** start Record set **

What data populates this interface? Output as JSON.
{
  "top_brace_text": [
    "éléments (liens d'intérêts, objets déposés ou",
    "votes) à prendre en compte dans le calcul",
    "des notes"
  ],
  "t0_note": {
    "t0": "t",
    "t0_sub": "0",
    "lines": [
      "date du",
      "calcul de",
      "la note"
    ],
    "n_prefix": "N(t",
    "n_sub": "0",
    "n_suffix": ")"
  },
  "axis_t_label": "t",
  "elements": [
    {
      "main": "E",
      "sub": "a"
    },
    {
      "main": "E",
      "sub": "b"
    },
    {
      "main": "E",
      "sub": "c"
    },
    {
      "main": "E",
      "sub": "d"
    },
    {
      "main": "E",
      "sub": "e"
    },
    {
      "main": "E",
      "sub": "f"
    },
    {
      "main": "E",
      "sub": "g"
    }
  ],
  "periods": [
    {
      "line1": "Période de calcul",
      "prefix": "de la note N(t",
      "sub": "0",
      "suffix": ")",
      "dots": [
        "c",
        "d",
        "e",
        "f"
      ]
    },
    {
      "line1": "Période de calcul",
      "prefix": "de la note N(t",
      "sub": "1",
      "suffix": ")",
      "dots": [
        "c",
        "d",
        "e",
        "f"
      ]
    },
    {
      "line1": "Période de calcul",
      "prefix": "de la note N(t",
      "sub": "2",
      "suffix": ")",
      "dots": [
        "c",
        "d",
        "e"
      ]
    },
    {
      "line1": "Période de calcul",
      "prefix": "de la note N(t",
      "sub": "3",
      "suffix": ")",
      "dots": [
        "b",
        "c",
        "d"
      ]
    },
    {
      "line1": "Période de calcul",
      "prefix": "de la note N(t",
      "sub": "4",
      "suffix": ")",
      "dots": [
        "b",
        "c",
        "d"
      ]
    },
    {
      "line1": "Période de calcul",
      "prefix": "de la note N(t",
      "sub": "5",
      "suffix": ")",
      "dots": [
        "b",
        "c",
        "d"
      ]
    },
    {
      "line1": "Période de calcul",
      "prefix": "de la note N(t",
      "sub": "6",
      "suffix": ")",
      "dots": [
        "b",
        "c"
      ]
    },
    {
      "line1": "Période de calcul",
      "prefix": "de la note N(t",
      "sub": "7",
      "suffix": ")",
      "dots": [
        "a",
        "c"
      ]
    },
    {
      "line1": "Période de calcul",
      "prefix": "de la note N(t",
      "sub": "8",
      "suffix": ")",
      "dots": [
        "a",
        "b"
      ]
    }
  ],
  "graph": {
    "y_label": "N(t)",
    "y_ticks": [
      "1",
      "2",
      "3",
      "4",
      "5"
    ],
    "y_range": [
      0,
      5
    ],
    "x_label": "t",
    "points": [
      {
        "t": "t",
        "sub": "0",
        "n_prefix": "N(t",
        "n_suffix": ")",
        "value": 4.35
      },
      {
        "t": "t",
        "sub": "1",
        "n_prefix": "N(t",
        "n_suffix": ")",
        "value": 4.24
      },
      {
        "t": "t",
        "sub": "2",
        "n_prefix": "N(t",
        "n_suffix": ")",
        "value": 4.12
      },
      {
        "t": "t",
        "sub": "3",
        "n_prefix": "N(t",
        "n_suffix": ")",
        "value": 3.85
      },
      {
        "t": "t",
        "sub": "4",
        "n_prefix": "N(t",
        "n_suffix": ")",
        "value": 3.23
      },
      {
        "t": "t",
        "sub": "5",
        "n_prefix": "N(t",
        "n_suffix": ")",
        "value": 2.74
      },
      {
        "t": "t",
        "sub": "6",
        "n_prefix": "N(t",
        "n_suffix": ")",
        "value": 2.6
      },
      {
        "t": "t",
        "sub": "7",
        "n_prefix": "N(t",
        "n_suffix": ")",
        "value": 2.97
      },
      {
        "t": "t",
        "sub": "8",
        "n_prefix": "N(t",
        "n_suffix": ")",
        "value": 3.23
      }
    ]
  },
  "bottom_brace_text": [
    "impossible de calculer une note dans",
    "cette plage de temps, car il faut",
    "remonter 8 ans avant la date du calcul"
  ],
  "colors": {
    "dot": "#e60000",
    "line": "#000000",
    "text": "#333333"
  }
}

** end Record set **

> [Instructions to follow] Please restate the records in full, word for word.

> [Solution to the exercise]
What data populates this interface? Output as JSON.
{
  "top_brace_text": [
    "éléments (liens d'intérêts, objets déposés ou",
    "votes) à prendre en compte dans le calcul",
    "des notes"
  ],
  "t0_note": {
    "t0": "t",
    "t0_sub": "0",
    "lines": [
      "date du",
      "calcul de",
      "la note"
    ],
    "n_prefix": "N(t",
    "n_sub": "0",
    "n_suffix": ")"
  },
  "axis_t_label": "t",
  "elements": [
    {
      "main": "E",
      "sub": "a"
    },
    {
      "main": "E",
      "sub": "b"
    },
    {
      "main": "E",
      "sub": "c"
    },
    {
      "main": "E",
      "sub": "d"
    },
    {
      "main": "E",
      "sub": "e"
    },
    {
      "main": "E",
      "sub": "f"
    },
    {
      "main": "E",
      "sub": "g"
    }
  ],
  "periods": [
    {
      "line1": "Période de calcul",
      "prefix": "de la note N(t",
      "sub": "0",
      "suffix": ")",
      "dots": [
        "c",
        "d",
        "e",
        "f"
      ]
    },
    {
      "line1": "Période de calcul",
      "prefix": "de la note N(t",
      "sub": "1",
      "suffix": ")",
      "dots": [
        "c",
        "d",
        "e",
        "f"
      ]
    },
    {
      "line1": "Période de calcul",
      "prefix": "de la note N(t",
      "sub": "2",
      "suffix": ")",
      "dots": [
        "c",
        "d",
        "e"
      ]
    },
    {
      "line1": "Période de calcul",
      "prefix": "de la note N(t",
      "sub": "3",
      "suffix": ")",
      "dots": [
        "b",
        "c",
        "d"
      ]
    },
    {
      "line1": "Période de calcul",
      "prefix": "de la note N(t",
      "sub": "4",
      "suffix": ")",
      "dots": [
        "b",
        "c",
        "d"
      ]
    },
    {
      "line1": "Période de calcul",
      "prefix": "de la note N(t",
      "sub": "5",
      "suffix": ")",
      "dots": [
        "b",
        "c",
        "d"
      ]
    },
    {
      "line1": "Période de calcul",
      "prefix": "de la note N(t",
      "sub": "6",
      "suffix": ")",
      "dots": [
        "b",
        "c"
      ]
    },
    {
      "line1": "Période de calcul",
      "prefix": "de la note N(t",
      "sub": "7",
      "suffix": ")",
      "dots": [
        "a",
        "c"
      ]
    },
    {
      "line1": "Période de calcul",
      "prefix": "de la note N(t",
      "sub": "8",
      "suffix": ")",
      "dots": [
        "a",
        "b"
      ]
    }
  ],
  "graph": {
    "y_label": "N(t)",
    "y_ticks": [
      "1",
      "2",
      "3",
      "4",
      "5"
    ],
    "y_range": [
      0,
      5
    ],
    "x_label": "t",
    "points": [
      {
        "t": "t",
        "sub": "0",
        "n_prefix": "N(t",
        "n_suffix": ")",
        "value": 4.35
      },
      {
        "t": "t",
        "sub": "1",
        "n_prefix": "N(t",
        "n_suffix": ")",
        "value": 4.24
      },
      {
        "t": "t",
        "sub": "2",
        "n_prefix": "N(t",
        "n_suffix": ")",
        "value": 4.12
      },
      {
        "t": "t",
        "sub": "3",
        "n_prefix": "N(t",
        "n_suffix": ")",
        "value": 3.85
      },
      {
        "t": "t",
        "sub": "4",
        "n_prefix": "N(t",
        "n_suffix": ")",
        "value": 3.23
      },
      {
        "t": "t",
        "sub": "5",
        "n_prefix": "N(t",
        "n_suffix": ")",
        "value": 2.74
      },
      {
        "t": "t",
        "sub": "6",
        "n_prefix": "N(t",
        "n_suffix": ")",
        "value": 2.6
      },
      {
        "t": "t",
        "sub": "7",
        "n_prefix": "N(t",
        "n_suffix": ")",
        "value": 2.97
      },
      {
        "t": "t",
        "sub": "8",
        "n_prefix": "N(t",
        "n_suffix": ")",
        "value": 3.23
      }
    ]
  },
  "bottom_brace_text": [
    "impossible de calculer une note dans",
    "cette plage de temps, car il faut",
    "remonter 8 ans avant la date du calcul"
  ],
  "colors": {
    "dot": "#e60000",
    "line": "#000000",
    "text": "#333333"
  }
}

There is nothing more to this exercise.